Stated task ::
Of the lines in the entries below, state how many hold the word "days". Say nothing else.

····················

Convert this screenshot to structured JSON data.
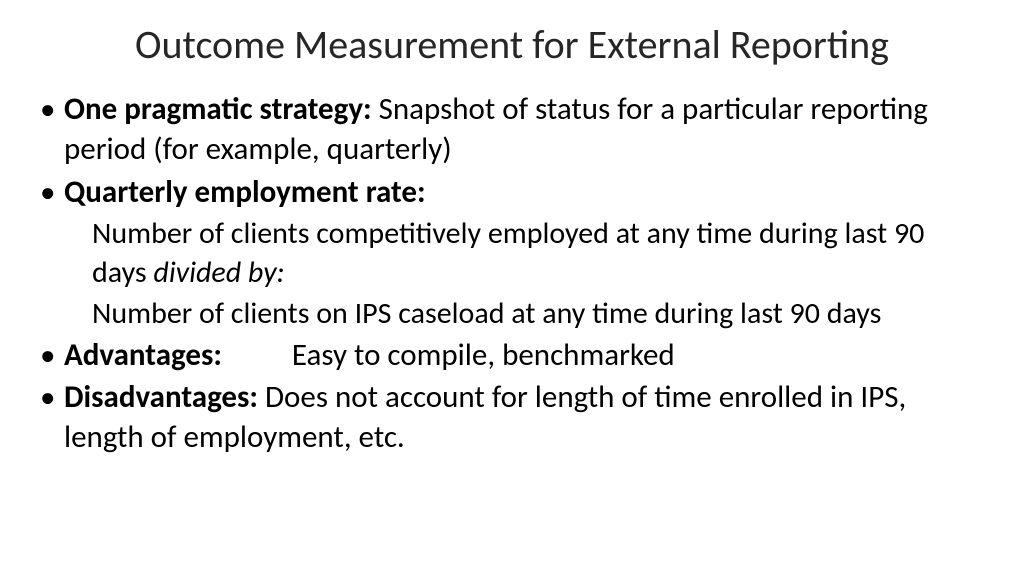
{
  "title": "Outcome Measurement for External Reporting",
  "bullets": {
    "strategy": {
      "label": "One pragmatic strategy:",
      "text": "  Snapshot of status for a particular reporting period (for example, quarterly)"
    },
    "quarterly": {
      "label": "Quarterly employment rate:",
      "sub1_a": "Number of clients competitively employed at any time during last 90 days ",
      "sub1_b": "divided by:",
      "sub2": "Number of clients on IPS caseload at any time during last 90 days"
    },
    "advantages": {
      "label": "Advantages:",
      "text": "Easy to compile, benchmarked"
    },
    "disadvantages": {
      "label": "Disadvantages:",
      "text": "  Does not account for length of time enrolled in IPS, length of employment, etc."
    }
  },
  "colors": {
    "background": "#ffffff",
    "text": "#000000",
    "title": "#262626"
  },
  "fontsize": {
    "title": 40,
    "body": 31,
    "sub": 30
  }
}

····················

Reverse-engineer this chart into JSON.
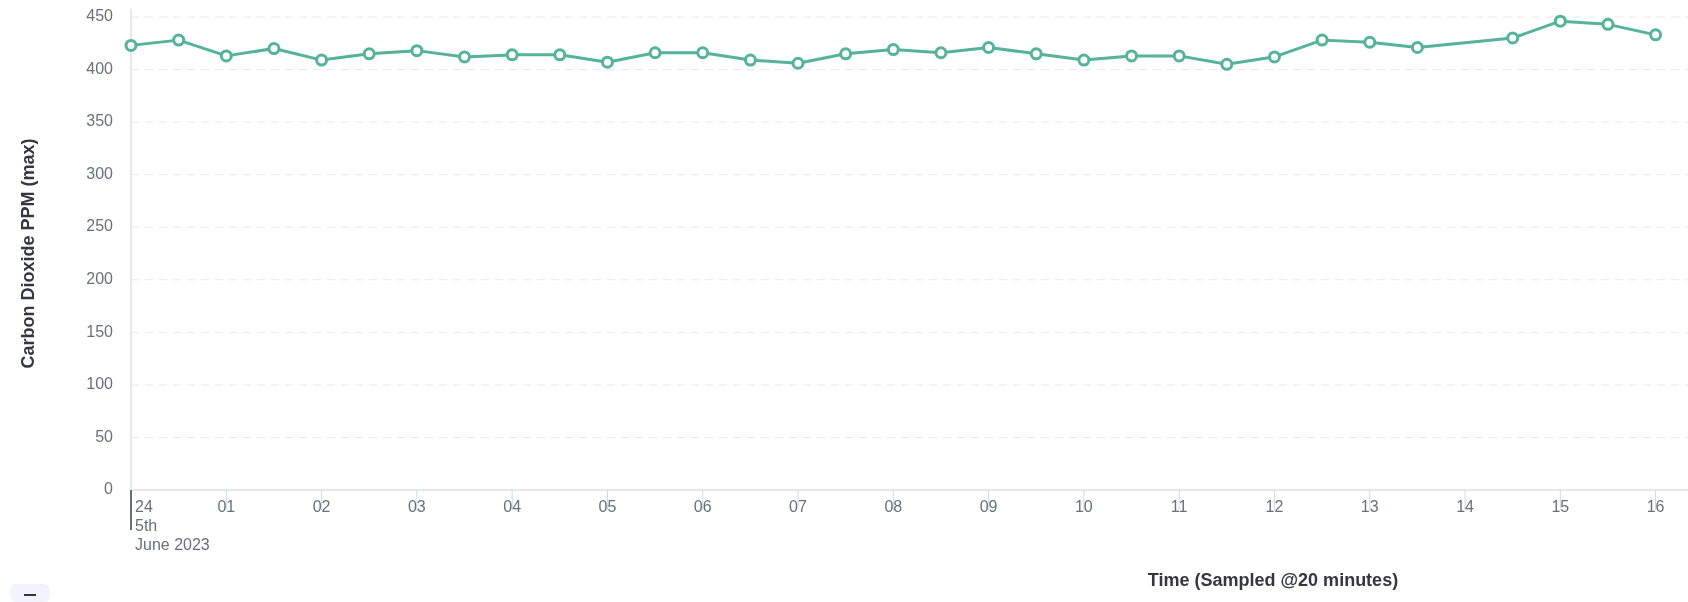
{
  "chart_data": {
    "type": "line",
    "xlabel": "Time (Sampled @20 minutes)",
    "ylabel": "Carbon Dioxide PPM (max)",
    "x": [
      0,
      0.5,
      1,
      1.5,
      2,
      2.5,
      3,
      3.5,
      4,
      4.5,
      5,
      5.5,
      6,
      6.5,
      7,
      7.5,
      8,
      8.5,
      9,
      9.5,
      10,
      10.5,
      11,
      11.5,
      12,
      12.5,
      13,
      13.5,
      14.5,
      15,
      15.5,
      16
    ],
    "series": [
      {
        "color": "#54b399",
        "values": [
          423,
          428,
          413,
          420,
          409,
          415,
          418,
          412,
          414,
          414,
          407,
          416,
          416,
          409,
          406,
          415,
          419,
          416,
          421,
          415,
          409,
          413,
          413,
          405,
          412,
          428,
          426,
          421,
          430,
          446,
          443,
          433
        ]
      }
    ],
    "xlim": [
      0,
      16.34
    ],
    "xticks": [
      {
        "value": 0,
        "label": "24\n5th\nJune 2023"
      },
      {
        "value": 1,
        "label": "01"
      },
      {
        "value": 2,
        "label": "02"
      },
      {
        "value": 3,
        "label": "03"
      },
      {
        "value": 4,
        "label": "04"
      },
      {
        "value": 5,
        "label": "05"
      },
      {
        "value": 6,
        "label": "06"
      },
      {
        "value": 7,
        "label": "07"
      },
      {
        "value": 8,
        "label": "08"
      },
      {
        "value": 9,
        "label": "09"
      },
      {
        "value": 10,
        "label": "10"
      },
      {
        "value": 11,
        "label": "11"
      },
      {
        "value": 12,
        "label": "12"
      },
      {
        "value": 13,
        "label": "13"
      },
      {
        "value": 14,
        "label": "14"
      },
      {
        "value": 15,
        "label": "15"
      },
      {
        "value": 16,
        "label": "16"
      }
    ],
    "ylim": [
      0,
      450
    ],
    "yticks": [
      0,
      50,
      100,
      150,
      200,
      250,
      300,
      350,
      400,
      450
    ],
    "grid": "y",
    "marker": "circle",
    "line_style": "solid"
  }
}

····················

Exercise solution ::
2